=== WHAT IS BEING ASKED ===
Set down each entry exactly as given; pictures should not appear in the copy.

=== EXERCISE INPUTS ===
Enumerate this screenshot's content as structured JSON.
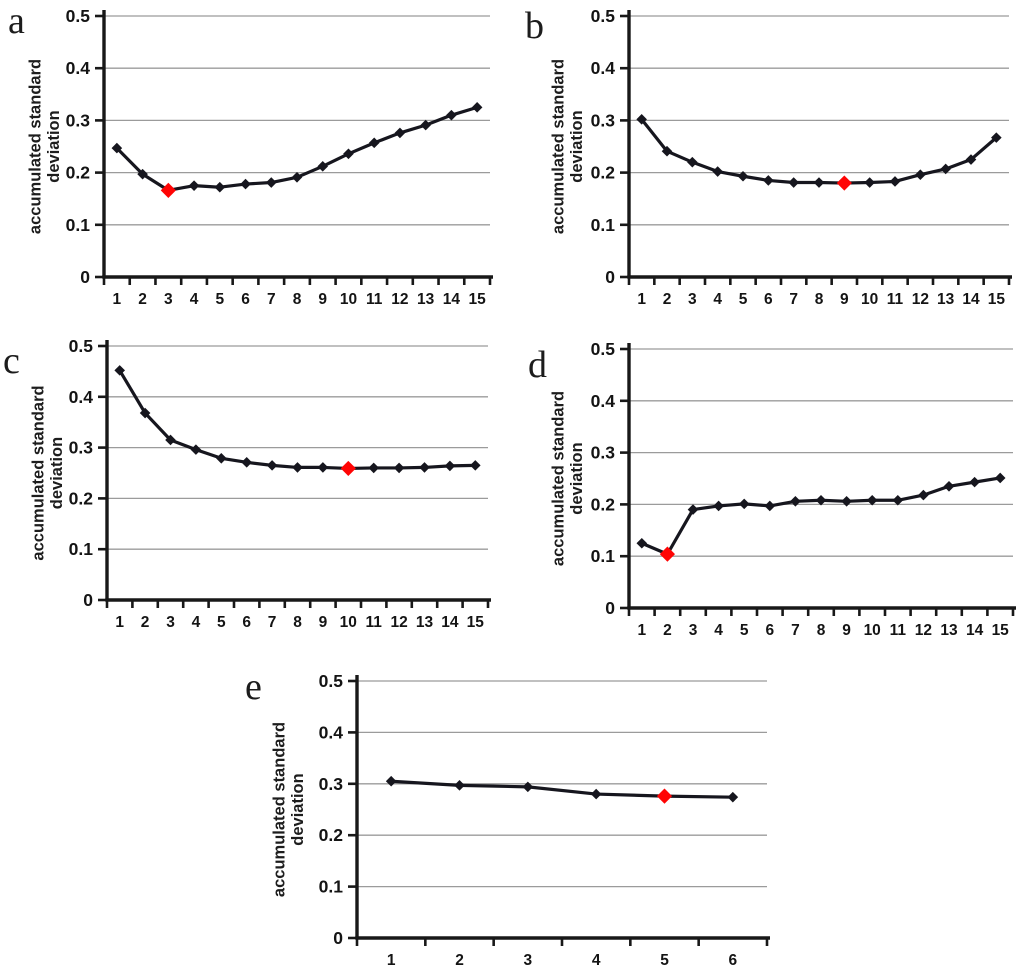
{
  "figure": {
    "background": "#ffffff",
    "grid_color": "#9b9b9b",
    "axis_color": "#181818",
    "text_color": "#141414"
  },
  "chart_data": [
    {
      "type": "line",
      "panel_letter": "a",
      "title": "",
      "xlabel": "",
      "ylabel": "accumulated standard deviation",
      "ylabel_lines": [
        "accumulated standard",
        "deviation"
      ],
      "x": [
        1,
        2,
        3,
        4,
        5,
        6,
        7,
        8,
        9,
        10,
        11,
        12,
        13,
        14,
        15
      ],
      "values": [
        0.247,
        0.197,
        0.166,
        0.175,
        0.172,
        0.178,
        0.181,
        0.191,
        0.212,
        0.236,
        0.257,
        0.276,
        0.291,
        0.31,
        0.325
      ],
      "highlight_index": 2,
      "highlight_x": 3,
      "highlight_value": 0.166,
      "highlight_color": "#ff0404",
      "line_color": "#16161e",
      "marker": "diamond",
      "ylim": [
        0,
        0.5
      ],
      "yticks": [
        "0",
        "0.1",
        "0.2",
        "0.3",
        "0.4",
        "0.5"
      ],
      "grid": true,
      "legend": "none"
    },
    {
      "type": "line",
      "panel_letter": "b",
      "title": "",
      "xlabel": "",
      "ylabel": "accumulated standard deviation",
      "ylabel_lines": [
        "accumulated standard",
        "deviation"
      ],
      "x": [
        1,
        2,
        3,
        4,
        5,
        6,
        7,
        8,
        9,
        10,
        11,
        12,
        13,
        14,
        15
      ],
      "values": [
        0.302,
        0.241,
        0.22,
        0.202,
        0.193,
        0.185,
        0.181,
        0.181,
        0.18,
        0.181,
        0.183,
        0.196,
        0.207,
        0.225,
        0.267
      ],
      "highlight_index": 8,
      "highlight_x": 9,
      "highlight_value": 0.18,
      "highlight_color": "#ff0404",
      "line_color": "#16161e",
      "marker": "diamond",
      "ylim": [
        0,
        0.5
      ],
      "yticks": [
        "0",
        "0.1",
        "0.2",
        "0.3",
        "0.4",
        "0.5"
      ],
      "grid": true,
      "legend": "none"
    },
    {
      "type": "line",
      "panel_letter": "c",
      "title": "",
      "xlabel": "",
      "ylabel": "accumulated standard deviation",
      "ylabel_lines": [
        "accumulated standard",
        "deviation"
      ],
      "x": [
        1,
        2,
        3,
        4,
        5,
        6,
        7,
        8,
        9,
        10,
        11,
        12,
        13,
        14,
        15
      ],
      "values": [
        0.452,
        0.368,
        0.315,
        0.296,
        0.279,
        0.271,
        0.265,
        0.261,
        0.261,
        0.259,
        0.26,
        0.26,
        0.261,
        0.264,
        0.265
      ],
      "highlight_index": 9,
      "highlight_x": 10,
      "highlight_value": 0.259,
      "highlight_color": "#ff0404",
      "line_color": "#16161e",
      "marker": "diamond",
      "ylim": [
        0,
        0.5
      ],
      "yticks": [
        "0",
        "0.1",
        "0.2",
        "0.3",
        "0.4",
        "0.5"
      ],
      "grid": true,
      "legend": "none"
    },
    {
      "type": "line",
      "panel_letter": "d",
      "title": "",
      "xlabel": "",
      "ylabel": "accumulated standard deviation",
      "ylabel_lines": [
        "accumulated standard",
        "deviation"
      ],
      "x": [
        1,
        2,
        3,
        4,
        5,
        6,
        7,
        8,
        9,
        10,
        11,
        12,
        13,
        14,
        15
      ],
      "values": [
        0.125,
        0.104,
        0.19,
        0.197,
        0.201,
        0.197,
        0.206,
        0.208,
        0.206,
        0.208,
        0.208,
        0.218,
        0.235,
        0.243,
        0.251
      ],
      "highlight_index": 1,
      "highlight_x": 2,
      "highlight_value": 0.104,
      "highlight_color": "#ff0404",
      "line_color": "#16161e",
      "marker": "diamond",
      "ylim": [
        0,
        0.5
      ],
      "yticks": [
        "0",
        "0.1",
        "0.2",
        "0.3",
        "0.4",
        "0.5"
      ],
      "grid": true,
      "legend": "none"
    },
    {
      "type": "line",
      "panel_letter": "e",
      "title": "",
      "xlabel": "",
      "ylabel": "accumulated standard deviation",
      "ylabel_lines": [
        "accumulated standard",
        "deviation"
      ],
      "x": [
        1,
        2,
        3,
        4,
        5,
        6
      ],
      "values": [
        0.305,
        0.297,
        0.294,
        0.28,
        0.276,
        0.274
      ],
      "highlight_index": 4,
      "highlight_x": 5,
      "highlight_value": 0.276,
      "highlight_color": "#ff0404",
      "line_color": "#16161e",
      "marker": "diamond",
      "ylim": [
        0,
        0.5
      ],
      "yticks": [
        "0",
        "0.1",
        "0.2",
        "0.3",
        "0.4",
        "0.5"
      ],
      "grid": true,
      "legend": "none"
    }
  ]
}
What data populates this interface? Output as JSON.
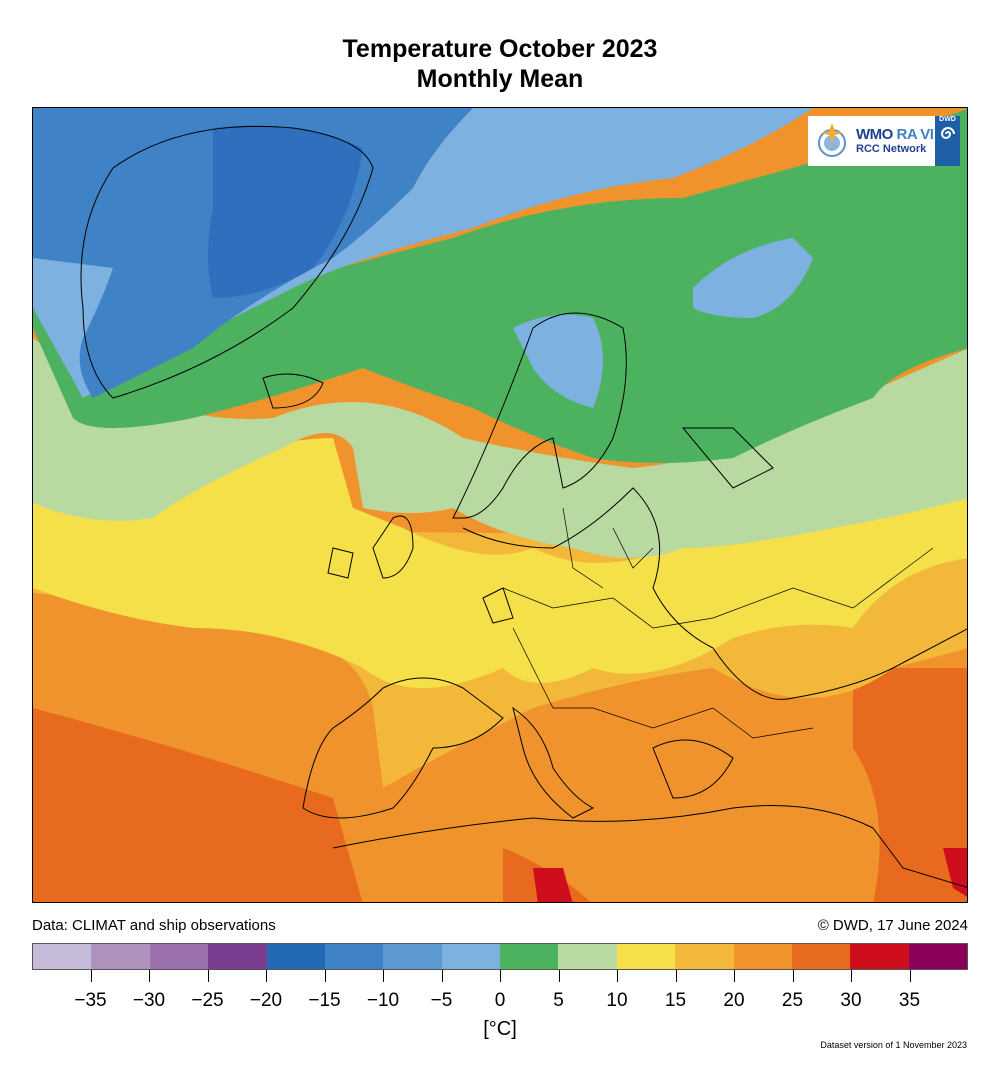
{
  "title": {
    "line1": "Temperature October 2023",
    "line2": "Monthly Mean"
  },
  "logo": {
    "org": "WMO",
    "region": "RA VI",
    "network": "RCC Network",
    "badge": "DWD"
  },
  "footer": {
    "source": "Data: CLIMAT and ship observations",
    "copyright": "© DWD, 17 June 2024",
    "version": "Dataset version of 1 November 2023"
  },
  "legend": {
    "unit": "[°C]",
    "colors": [
      "#c6bcda",
      "#ae93bf",
      "#9a70ad",
      "#7b3d90",
      "#226ab3",
      "#3f82c6",
      "#5d99d1",
      "#7db1e0",
      "#4cb260",
      "#b8d9a0",
      "#f5e04a",
      "#f3b73a",
      "#f0932c",
      "#e86a1e",
      "#cf0e1d",
      "#8a005a"
    ],
    "ticks": [
      "−35",
      "−30",
      "−25",
      "−20",
      "−15",
      "−10",
      "−5",
      "0",
      "5",
      "10",
      "15",
      "20",
      "25",
      "30",
      "35"
    ]
  }
}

=== FULL ANSWER ===
Enumerate this screenshot's content as structured JSON.
{
  "figure": {
    "background": "#ffffff",
    "grid_color": "#9b9b9b",
    "axis_color": "#181818",
    "text_color": "#141414"
  },
  "chart_data": [
    {
      "type": "line",
      "panel_letter": "a",
      "title": "",
      "xlabel": "",
      "ylabel": "accumulated standard deviation",
      "ylabel_lines": [
        "accumulated standard",
        "deviation"
      ],
      "x": [
        1,
        2,
        3,
        4,
        5,
        6,
        7,
        8,
        9,
        10,
        11,
        12,
        13,
        14,
        15
      ],
      "values": [
        0.247,
        0.197,
        0.166,
        0.175,
        0.172,
        0.178,
        0.181,
        0.191,
        0.212,
        0.236,
        0.257,
        0.276,
        0.291,
        0.31,
        0.325
      ],
      "highlight_index": 2,
      "highlight_x": 3,
      "highlight_value": 0.166,
      "highlight_color": "#ff0404",
      "line_color": "#16161e",
      "marker": "diamond",
      "ylim": [
        0,
        0.5
      ],
      "yticks": [
        "0",
        "0.1",
        "0.2",
        "0.3",
        "0.4",
        "0.5"
      ],
      "grid": true,
      "legend": "none"
    },
    {
      "type": "line",
      "panel_letter": "b",
      "title": "",
      "xlabel": "",
      "ylabel": "accumulated standard deviation",
      "ylabel_lines": [
        "accumulated standard",
        "deviation"
      ],
      "x": [
        1,
        2,
        3,
        4,
        5,
        6,
        7,
        8,
        9,
        10,
        11,
        12,
        13,
        14,
        15
      ],
      "values": [
        0.302,
        0.241,
        0.22,
        0.202,
        0.193,
        0.185,
        0.181,
        0.181,
        0.18,
        0.181,
        0.183,
        0.196,
        0.207,
        0.225,
        0.267
      ],
      "highlight_index": 8,
      "highlight_x": 9,
      "highlight_value": 0.18,
      "highlight_color": "#ff0404",
      "line_color": "#16161e",
      "marker": "diamond",
      "ylim": [
        0,
        0.5
      ],
      "yticks": [
        "0",
        "0.1",
        "0.2",
        "0.3",
        "0.4",
        "0.5"
      ],
      "grid": true,
      "legend": "none"
    },
    {
      "type": "line",
      "panel_letter": "c",
      "title": "",
      "xlabel": "",
      "ylabel": "accumulated standard deviation",
      "ylabel_lines": [
        "accumulated standard",
        "deviation"
      ],
      "x": [
        1,
        2,
        3,
        4,
        5,
        6,
        7,
        8,
        9,
        10,
        11,
        12,
        13,
        14,
        15
      ],
      "values": [
        0.452,
        0.368,
        0.315,
        0.296,
        0.279,
        0.271,
        0.265,
        0.261,
        0.261,
        0.259,
        0.26,
        0.26,
        0.261,
        0.264,
        0.265
      ],
      "highlight_index": 9,
      "highlight_x": 10,
      "highlight_value": 0.259,
      "highlight_color": "#ff0404",
      "line_color": "#16161e",
      "marker": "diamond",
      "ylim": [
        0,
        0.5
      ],
      "yticks": [
        "0",
        "0.1",
        "0.2",
        "0.3",
        "0.4",
        "0.5"
      ],
      "grid": true,
      "legend": "none"
    },
    {
      "type": "line",
      "panel_letter": "d",
      "title": "",
      "xlabel": "",
      "ylabel": "accumulated standard deviation",
      "ylabel_lines": [
        "accumulated standard",
        "deviation"
      ],
      "x": [
        1,
        2,
        3,
        4,
        5,
        6,
        7,
        8,
        9,
        10,
        11,
        12,
        13,
        14,
        15
      ],
      "values": [
        0.125,
        0.104,
        0.19,
        0.197,
        0.201,
        0.197,
        0.206,
        0.208,
        0.206,
        0.208,
        0.208,
        0.218,
        0.235,
        0.243,
        0.251
      ],
      "highlight_index": 1,
      "highlight_x": 2,
      "highlight_value": 0.104,
      "highlight_color": "#ff0404",
      "line_color": "#16161e",
      "marker": "diamond",
      "ylim": [
        0,
        0.5
      ],
      "yticks": [
        "0",
        "0.1",
        "0.2",
        "0.3",
        "0.4",
        "0.5"
      ],
      "grid": true,
      "legend": "none"
    },
    {
      "type": "line",
      "panel_letter": "e",
      "title": "",
      "xlabel": "",
      "ylabel": "accumulated standard deviation",
      "ylabel_lines": [
        "accumulated standard",
        "deviation"
      ],
      "x": [
        1,
        2,
        3,
        4,
        5,
        6
      ],
      "values": [
        0.305,
        0.297,
        0.294,
        0.28,
        0.276,
        0.274
      ],
      "highlight_index": 4,
      "highlight_x": 5,
      "highlight_value": 0.276,
      "highlight_color": "#ff0404",
      "line_color": "#16161e",
      "marker": "diamond",
      "ylim": [
        0,
        0.5
      ],
      "yticks": [
        "0",
        "0.1",
        "0.2",
        "0.3",
        "0.4",
        "0.5"
      ],
      "grid": true,
      "legend": "none"
    }
  ]
}
What data populates this interface? Output as JSON.
{
  "title": {
    "line1": "Temperature October 2023",
    "line2": "Monthly Mean"
  },
  "logo": {
    "org": "WMO",
    "region": "RA VI",
    "network": "RCC Network",
    "badge": "DWD"
  },
  "footer": {
    "source": "Data: CLIMAT and ship observations",
    "copyright": "© DWD, 17 June 2024",
    "version": "Dataset version of 1 November 2023"
  },
  "legend": {
    "unit": "[°C]",
    "colors": [
      "#c6bcda",
      "#ae93bf",
      "#9a70ad",
      "#7b3d90",
      "#226ab3",
      "#3f82c6",
      "#5d99d1",
      "#7db1e0",
      "#4cb260",
      "#b8d9a0",
      "#f5e04a",
      "#f3b73a",
      "#f0932c",
      "#e86a1e",
      "#cf0e1d",
      "#8a005a"
    ],
    "ticks": [
      "−35",
      "−30",
      "−25",
      "−20",
      "−15",
      "−10",
      "−5",
      "0",
      "5",
      "10",
      "15",
      "20",
      "25",
      "30",
      "35"
    ]
  }
}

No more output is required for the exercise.